*EXERCISE*.
Review the lines that follow and copy each one that contains the word "obtained".

Stored data
==============================
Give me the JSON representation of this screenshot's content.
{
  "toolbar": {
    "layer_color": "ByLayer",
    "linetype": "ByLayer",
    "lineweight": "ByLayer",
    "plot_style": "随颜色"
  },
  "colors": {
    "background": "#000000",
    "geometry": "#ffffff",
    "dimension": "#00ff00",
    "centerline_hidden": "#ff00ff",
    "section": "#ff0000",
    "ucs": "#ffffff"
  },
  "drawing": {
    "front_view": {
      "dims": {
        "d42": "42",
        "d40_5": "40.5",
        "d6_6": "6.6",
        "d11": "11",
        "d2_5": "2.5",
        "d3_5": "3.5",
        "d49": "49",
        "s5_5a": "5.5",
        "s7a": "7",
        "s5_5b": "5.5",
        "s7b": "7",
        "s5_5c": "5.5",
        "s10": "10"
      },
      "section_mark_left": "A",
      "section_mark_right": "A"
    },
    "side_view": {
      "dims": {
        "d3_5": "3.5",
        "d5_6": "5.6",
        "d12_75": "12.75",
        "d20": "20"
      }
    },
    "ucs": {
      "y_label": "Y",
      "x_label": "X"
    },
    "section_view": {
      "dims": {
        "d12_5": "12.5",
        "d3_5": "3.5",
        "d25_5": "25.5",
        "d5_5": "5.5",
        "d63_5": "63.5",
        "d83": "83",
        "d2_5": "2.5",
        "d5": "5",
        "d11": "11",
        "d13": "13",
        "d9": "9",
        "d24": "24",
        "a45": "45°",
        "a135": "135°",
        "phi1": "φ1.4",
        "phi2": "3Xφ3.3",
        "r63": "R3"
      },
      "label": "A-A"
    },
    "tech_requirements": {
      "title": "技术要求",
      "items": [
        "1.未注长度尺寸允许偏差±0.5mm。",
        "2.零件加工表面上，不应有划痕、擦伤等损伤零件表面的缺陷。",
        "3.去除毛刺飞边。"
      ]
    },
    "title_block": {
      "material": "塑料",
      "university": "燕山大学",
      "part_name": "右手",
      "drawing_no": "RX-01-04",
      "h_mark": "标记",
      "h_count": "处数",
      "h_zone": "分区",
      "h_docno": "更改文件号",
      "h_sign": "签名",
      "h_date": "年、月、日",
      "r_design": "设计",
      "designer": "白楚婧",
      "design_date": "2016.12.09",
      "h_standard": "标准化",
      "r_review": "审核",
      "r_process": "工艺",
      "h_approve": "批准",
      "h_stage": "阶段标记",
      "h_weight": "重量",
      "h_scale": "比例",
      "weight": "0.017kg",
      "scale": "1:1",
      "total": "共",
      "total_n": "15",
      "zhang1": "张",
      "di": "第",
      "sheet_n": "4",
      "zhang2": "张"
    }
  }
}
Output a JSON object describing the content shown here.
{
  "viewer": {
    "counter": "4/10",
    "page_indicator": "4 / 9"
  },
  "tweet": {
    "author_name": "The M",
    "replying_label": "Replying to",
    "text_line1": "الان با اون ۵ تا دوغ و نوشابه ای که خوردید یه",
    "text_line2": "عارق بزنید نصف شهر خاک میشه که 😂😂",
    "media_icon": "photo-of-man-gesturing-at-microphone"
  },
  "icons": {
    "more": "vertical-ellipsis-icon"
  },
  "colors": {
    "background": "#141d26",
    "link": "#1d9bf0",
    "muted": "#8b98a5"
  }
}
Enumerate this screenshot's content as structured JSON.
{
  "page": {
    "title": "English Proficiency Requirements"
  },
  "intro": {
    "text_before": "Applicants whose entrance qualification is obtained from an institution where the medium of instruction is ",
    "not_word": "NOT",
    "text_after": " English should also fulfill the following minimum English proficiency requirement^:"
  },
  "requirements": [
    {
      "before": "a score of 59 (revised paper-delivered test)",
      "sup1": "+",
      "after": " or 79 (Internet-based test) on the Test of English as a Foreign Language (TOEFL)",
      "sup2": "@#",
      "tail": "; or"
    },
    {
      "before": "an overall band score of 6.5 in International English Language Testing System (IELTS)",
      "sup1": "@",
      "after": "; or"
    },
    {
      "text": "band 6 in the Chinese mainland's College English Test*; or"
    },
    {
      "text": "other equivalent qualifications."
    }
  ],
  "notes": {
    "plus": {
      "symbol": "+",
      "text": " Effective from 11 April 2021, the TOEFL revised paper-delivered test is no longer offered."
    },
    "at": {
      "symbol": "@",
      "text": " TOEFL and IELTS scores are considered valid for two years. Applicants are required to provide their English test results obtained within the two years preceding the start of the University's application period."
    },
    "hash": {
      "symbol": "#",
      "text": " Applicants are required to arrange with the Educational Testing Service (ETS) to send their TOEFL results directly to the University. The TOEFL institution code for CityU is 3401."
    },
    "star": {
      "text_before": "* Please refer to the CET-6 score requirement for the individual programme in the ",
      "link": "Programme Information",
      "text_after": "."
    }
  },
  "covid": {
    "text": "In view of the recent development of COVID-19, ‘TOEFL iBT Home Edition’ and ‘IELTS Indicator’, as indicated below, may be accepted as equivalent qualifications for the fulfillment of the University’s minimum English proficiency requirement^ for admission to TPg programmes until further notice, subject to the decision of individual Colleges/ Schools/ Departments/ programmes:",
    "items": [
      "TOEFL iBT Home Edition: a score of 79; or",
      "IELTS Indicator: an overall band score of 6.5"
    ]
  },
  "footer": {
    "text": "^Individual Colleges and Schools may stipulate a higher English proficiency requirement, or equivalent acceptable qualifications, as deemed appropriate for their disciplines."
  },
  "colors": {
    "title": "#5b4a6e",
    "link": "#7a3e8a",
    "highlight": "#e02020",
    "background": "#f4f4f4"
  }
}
==============================
*RESULT OF THIS TASK*.
    "text_before": "Applicants whose entrance qualification is obtained from an institution where the medium of instruction is ",
      "text": " TOEFL and IELTS scores are considered valid for two years. Applicants are required to provide their English test results obtained within the two years preceding the start of the University's application period."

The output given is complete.